■ **Goal of the exercise**
How many lines in the records below hold the string "ylabel"? Please answer with the number and nothing more.

= = =

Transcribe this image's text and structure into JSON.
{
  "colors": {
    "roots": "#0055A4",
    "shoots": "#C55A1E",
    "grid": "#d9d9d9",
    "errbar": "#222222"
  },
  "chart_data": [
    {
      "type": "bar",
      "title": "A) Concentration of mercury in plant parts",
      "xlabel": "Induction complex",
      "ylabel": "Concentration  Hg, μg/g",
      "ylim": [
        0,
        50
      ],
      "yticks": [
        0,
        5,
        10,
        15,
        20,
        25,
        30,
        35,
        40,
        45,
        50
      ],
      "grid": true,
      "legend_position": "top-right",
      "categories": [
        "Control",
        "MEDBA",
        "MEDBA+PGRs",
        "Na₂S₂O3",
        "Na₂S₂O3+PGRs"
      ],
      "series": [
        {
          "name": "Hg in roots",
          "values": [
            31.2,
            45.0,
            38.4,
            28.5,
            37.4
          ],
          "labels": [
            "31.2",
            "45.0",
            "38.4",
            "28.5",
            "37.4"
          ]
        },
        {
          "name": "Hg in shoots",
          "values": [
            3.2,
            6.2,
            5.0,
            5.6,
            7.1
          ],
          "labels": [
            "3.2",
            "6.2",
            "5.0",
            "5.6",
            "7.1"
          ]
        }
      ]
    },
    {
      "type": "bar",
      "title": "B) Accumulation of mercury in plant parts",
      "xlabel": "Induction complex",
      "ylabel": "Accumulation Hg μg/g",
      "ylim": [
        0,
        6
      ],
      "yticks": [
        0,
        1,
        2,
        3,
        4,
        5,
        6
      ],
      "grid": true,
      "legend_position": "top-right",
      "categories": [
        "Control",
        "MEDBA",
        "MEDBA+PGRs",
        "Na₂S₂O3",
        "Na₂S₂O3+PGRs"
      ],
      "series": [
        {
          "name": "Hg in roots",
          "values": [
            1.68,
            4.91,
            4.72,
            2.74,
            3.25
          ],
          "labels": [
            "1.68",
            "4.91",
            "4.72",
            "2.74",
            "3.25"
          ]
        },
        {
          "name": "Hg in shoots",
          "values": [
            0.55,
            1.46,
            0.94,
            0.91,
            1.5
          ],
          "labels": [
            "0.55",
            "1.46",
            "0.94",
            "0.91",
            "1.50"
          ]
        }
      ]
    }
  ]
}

= = =

■ **Task answer**
2